Work to be completed
Go through the entries below and print each one exactly, leaving out pictures.

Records

○ ○ ○ ○ ○ ○ ○

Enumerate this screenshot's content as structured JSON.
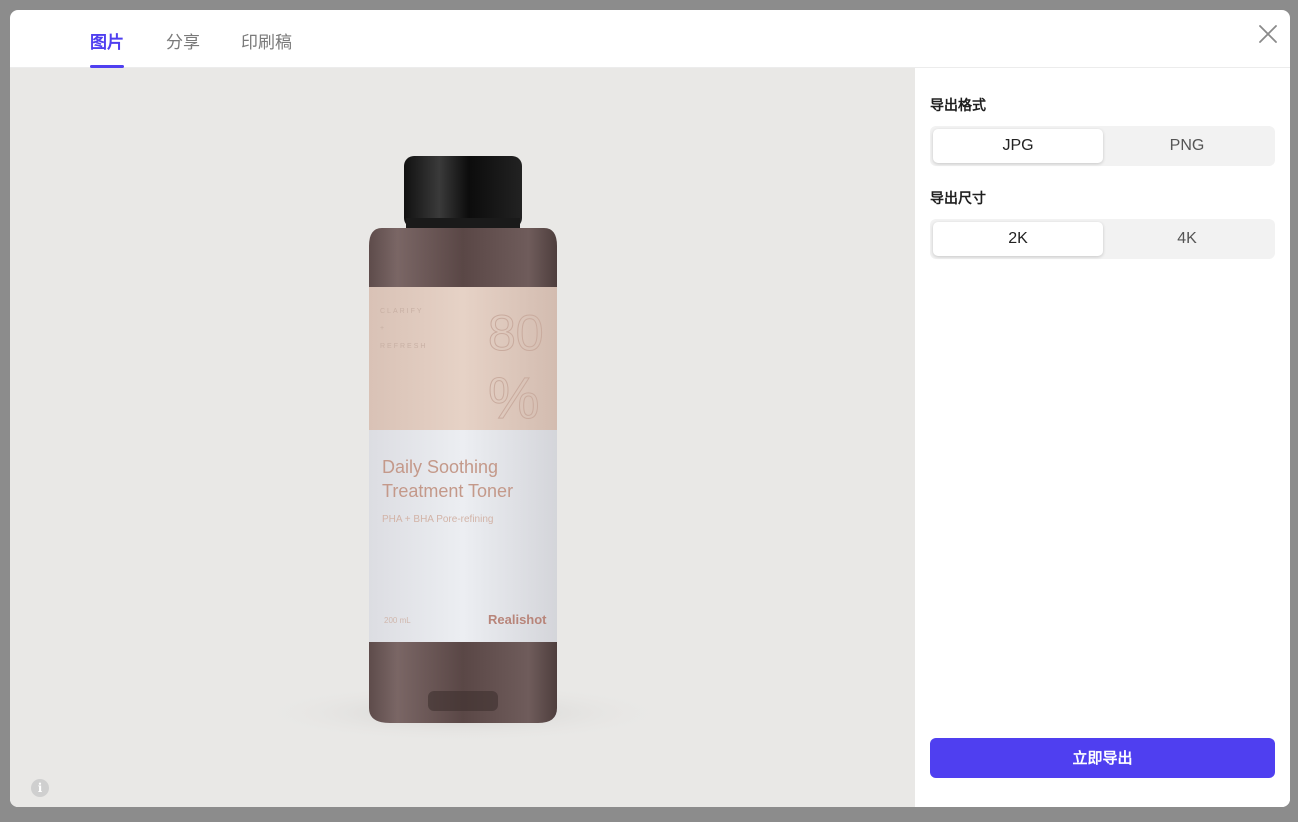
{
  "tabs": [
    {
      "label": "图片",
      "active": true
    },
    {
      "label": "分享",
      "active": false
    },
    {
      "label": "印刷稿",
      "active": false
    }
  ],
  "close_icon": "close-icon",
  "preview": {
    "product": {
      "label_top_lines": [
        "CLARIFY",
        "+",
        "REFRESH"
      ],
      "big_number": "80",
      "big_percent": "%",
      "title_line1": "Daily Soothing",
      "title_line2": "Treatment Toner",
      "subtitle": "PHA + BHA Pore-refining",
      "volume": "200 mL",
      "brand": "Realishot"
    },
    "info_icon": "info-icon"
  },
  "panel": {
    "format_label": "导出格式",
    "format_options": [
      "JPG",
      "PNG"
    ],
    "format_selected": "JPG",
    "size_label": "导出尺寸",
    "size_options": [
      "2K",
      "4K"
    ],
    "size_selected": "2K",
    "export_button": "立即导出"
  },
  "colors": {
    "accent": "#4f3ff0",
    "preview_bg": "#e9e8e6",
    "overlay": "#8c8c8c"
  }
}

○ ○ ○ ○ ○ ○ ○

Completed exercise
Enumerate this screenshot's content as structured JSON.
{
  "tabs": [
    {
      "label": "图片",
      "active": true
    },
    {
      "label": "分享",
      "active": false
    },
    {
      "label": "印刷稿",
      "active": false
    }
  ],
  "close_icon": "close-icon",
  "preview": {
    "product": {
      "label_top_lines": [
        "CLARIFY",
        "+",
        "REFRESH"
      ],
      "big_number": "80",
      "big_percent": "%",
      "title_line1": "Daily Soothing",
      "title_line2": "Treatment Toner",
      "subtitle": "PHA + BHA Pore-refining",
      "volume": "200 mL",
      "brand": "Realishot"
    },
    "info_icon": "info-icon"
  },
  "panel": {
    "format_label": "导出格式",
    "format_options": [
      "JPG",
      "PNG"
    ],
    "format_selected": "JPG",
    "size_label": "导出尺寸",
    "size_options": [
      "2K",
      "4K"
    ],
    "size_selected": "2K",
    "export_button": "立即导出"
  },
  "colors": {
    "accent": "#4f3ff0",
    "preview_bg": "#e9e8e6",
    "overlay": "#8c8c8c"
  }
}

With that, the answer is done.